→ **Entries provided**
——
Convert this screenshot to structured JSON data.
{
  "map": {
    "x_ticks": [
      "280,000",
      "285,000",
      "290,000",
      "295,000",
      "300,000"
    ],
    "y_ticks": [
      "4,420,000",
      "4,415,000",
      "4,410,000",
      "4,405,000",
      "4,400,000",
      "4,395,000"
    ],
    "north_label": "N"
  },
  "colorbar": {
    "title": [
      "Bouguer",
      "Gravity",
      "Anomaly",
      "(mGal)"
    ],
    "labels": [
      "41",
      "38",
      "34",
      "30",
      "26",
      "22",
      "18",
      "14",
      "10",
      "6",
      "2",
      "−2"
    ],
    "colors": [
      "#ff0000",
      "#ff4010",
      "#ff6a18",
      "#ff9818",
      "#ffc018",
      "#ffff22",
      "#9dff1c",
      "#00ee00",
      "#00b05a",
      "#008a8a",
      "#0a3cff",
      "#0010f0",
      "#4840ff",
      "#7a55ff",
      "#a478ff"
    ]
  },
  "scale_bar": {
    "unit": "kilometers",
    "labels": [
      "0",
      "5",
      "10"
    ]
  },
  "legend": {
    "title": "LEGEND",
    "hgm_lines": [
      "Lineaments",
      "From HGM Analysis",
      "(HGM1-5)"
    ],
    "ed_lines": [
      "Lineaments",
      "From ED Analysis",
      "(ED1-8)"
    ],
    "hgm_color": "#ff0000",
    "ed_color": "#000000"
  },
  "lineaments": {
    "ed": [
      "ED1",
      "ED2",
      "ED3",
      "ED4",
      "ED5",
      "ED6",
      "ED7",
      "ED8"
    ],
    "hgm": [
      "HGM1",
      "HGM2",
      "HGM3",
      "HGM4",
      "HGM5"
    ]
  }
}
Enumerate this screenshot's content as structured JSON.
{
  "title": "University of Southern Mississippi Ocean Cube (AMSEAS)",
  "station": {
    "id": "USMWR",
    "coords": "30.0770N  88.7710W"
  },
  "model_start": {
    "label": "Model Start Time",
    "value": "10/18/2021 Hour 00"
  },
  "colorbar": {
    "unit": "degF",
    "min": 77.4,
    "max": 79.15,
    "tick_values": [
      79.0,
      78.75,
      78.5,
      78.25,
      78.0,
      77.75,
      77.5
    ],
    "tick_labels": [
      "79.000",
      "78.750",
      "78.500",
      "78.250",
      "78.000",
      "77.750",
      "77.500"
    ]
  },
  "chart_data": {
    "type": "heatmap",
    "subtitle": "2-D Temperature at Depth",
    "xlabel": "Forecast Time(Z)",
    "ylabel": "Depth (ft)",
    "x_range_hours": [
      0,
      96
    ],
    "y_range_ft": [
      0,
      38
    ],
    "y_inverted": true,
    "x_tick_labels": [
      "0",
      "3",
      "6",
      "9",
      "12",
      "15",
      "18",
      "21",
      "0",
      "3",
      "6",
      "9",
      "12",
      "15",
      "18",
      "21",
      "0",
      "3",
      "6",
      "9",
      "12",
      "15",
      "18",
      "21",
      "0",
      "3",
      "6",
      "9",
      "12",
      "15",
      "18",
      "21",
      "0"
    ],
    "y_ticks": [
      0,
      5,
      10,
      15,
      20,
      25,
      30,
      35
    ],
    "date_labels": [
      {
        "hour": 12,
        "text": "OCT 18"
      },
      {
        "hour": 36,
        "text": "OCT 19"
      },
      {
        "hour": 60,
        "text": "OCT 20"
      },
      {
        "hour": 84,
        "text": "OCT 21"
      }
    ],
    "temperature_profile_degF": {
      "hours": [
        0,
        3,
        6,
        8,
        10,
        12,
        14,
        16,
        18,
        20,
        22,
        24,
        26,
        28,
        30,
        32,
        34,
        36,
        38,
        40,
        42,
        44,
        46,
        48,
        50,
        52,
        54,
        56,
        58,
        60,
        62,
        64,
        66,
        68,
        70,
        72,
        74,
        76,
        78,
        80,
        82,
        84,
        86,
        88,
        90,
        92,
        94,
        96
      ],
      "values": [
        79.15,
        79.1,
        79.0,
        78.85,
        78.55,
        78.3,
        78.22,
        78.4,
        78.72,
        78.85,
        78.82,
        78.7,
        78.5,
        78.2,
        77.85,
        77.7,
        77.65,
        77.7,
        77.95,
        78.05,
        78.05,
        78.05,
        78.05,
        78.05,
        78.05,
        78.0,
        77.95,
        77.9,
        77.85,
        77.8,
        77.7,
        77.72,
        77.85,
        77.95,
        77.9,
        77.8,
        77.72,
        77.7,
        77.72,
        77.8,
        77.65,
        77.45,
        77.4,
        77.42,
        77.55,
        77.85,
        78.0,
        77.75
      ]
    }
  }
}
——
→ **Short exercise**
Locate the word "text" in the data above. Copy every line carrying it.

→ **Written answer**
        "text": "OCT 18"
        "text": "OCT 19"
        "text": "OCT 20"
        "text": "OCT 21"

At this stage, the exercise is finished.